**What needs to be done**
Print every entry exactly as written.

**Records for processing**

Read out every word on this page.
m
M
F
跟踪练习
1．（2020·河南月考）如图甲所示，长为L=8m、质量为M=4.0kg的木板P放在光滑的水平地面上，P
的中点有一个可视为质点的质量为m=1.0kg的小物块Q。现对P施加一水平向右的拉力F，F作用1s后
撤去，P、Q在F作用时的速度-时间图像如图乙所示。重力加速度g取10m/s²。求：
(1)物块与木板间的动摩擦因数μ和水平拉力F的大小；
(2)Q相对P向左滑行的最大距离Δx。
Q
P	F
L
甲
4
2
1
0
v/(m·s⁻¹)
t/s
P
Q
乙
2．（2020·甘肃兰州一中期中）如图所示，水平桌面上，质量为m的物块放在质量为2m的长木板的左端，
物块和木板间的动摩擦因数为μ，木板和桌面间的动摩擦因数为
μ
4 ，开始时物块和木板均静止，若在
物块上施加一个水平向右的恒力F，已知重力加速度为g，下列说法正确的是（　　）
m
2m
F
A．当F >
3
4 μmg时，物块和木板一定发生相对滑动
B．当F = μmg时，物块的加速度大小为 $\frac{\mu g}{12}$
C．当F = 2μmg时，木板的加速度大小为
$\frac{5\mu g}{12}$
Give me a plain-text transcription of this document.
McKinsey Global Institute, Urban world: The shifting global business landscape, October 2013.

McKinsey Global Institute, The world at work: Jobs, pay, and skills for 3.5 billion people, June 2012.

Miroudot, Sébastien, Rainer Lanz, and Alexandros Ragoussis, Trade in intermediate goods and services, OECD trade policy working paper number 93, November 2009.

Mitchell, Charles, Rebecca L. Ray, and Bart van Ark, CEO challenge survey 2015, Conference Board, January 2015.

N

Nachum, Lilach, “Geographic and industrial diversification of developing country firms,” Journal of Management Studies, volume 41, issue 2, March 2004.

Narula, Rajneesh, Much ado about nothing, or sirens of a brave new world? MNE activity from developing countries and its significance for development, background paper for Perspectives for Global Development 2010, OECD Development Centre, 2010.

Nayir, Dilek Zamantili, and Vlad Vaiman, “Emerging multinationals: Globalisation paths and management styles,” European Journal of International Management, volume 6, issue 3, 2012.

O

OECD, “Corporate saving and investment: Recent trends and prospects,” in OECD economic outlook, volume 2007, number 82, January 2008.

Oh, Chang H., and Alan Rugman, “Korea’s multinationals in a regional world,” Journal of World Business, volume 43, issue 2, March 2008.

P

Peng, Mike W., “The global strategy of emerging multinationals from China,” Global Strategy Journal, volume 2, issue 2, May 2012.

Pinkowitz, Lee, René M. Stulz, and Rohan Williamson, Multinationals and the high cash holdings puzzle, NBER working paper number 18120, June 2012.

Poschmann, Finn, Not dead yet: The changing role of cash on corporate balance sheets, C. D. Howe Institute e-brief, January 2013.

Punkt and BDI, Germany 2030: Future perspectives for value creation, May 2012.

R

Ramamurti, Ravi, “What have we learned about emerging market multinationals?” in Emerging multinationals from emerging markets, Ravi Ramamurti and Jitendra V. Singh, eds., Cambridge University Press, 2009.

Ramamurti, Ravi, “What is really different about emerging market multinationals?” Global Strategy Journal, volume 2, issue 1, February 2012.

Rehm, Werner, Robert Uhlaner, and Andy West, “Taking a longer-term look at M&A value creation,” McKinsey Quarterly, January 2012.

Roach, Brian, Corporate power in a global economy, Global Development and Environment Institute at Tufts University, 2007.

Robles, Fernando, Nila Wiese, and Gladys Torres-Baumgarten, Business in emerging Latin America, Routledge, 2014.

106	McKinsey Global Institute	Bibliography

**The output**
Read out every word on this page.
m
M
F
跟踪练习
1．（2020·河南月考）如图甲所示，长为L=8m、质量为M=4.0kg的木板P放在光滑的水平地面上，P
的中点有一个可视为质点的质量为m=1.0kg的小物块Q。现对P施加一水平向右的拉力F，F作用1s后
撤去，P、Q在F作用时的速度-时间图像如图乙所示。重力加速度g取10m/s²。求：
(1)物块与木板间的动摩擦因数μ和水平拉力F的大小；
(2)Q相对P向左滑行的最大距离Δx。
Q
P	F
L
甲
4
2
1
0
v/(m·s⁻¹)
t/s
P
Q
乙
2．（2020·甘肃兰州一中期中）如图所示，水平桌面上，质量为m的物块放在质量为2m的长木板的左端，
物块和木板间的动摩擦因数为μ，木板和桌面间的动摩擦因数为
μ
4 ，开始时物块和木板均静止，若在
物块上施加一个水平向右的恒力F，已知重力加速度为g，下列说法正确的是（　　）
m
2m
F
A．当F >
3
4 μmg时，物块和木板一定发生相对滑动
B．当F = μmg时，物块的加速度大小为 $\frac{\mu g}{12}$
C．当F = 2μmg时，木板的加速度大小为
$\frac{5\mu g}{12}$
Give me a plain-text transcription of this document.
McKinsey Global Institute, Urban world: The shifting global business landscape, October 2013.

McKinsey Global Institute, The world at work: Jobs, pay, and skills for 3.5 billion people, June 2012.

Miroudot, Sébastien, Rainer Lanz, and Alexandros Ragoussis, Trade in intermediate goods and services, OECD trade policy working paper number 93, November 2009.

Mitchell, Charles, Rebecca L. Ray, and Bart van Ark, CEO challenge survey 2015, Conference Board, January 2015.

N

Nachum, Lilach, “Geographic and industrial diversification of developing country firms,” Journal of Management Studies, volume 41, issue 2, March 2004.

Narula, Rajneesh, Much ado about nothing, or sirens of a brave new world? MNE activity from developing countries and its significance for development, background paper for Perspectives for Global Development 2010, OECD Development Centre, 2010.

Nayir, Dilek Zamantili, and Vlad Vaiman, “Emerging multinationals: Globalisation paths and management styles,” European Journal of International Management, volume 6, issue 3, 2012.

O

OECD, “Corporate saving and investment: Recent trends and prospects,” in OECD economic outlook, volume 2007, number 82, January 2008.

Oh, Chang H., and Alan Rugman, “Korea’s multinationals in a regional world,” Journal of World Business, volume 43, issue 2, March 2008.

P

Peng, Mike W., “The global strategy of emerging multinationals from China,” Global Strategy Journal, volume 2, issue 2, May 2012.

Pinkowitz, Lee, René M. Stulz, and Rohan Williamson, Multinationals and the high cash holdings puzzle, NBER working paper number 18120, June 2012.

Poschmann, Finn, Not dead yet: The changing role of cash on corporate balance sheets, C. D. Howe Institute e-brief, January 2013.

Punkt and BDI, Germany 2030: Future perspectives for value creation, May 2012.

R

Ramamurti, Ravi, “What have we learned about emerging market multinationals?” in Emerging multinationals from emerging markets, Ravi Ramamurti and Jitendra V. Singh, eds., Cambridge University Press, 2009.

Ramamurti, Ravi, “What is really different about emerging market multinationals?” Global Strategy Journal, volume 2, issue 1, February 2012.

Rehm, Werner, Robert Uhlaner, and Andy West, “Taking a longer-term look at M&A value creation,” McKinsey Quarterly, January 2012.

Roach, Brian, Corporate power in a global economy, Global Development and Environment Institute at Tufts University, 2007.

Robles, Fernando, Nila Wiese, and Gladys Torres-Baumgarten, Business in emerging Latin America, Routledge, 2014.

106	McKinsey Global Institute	Bibliography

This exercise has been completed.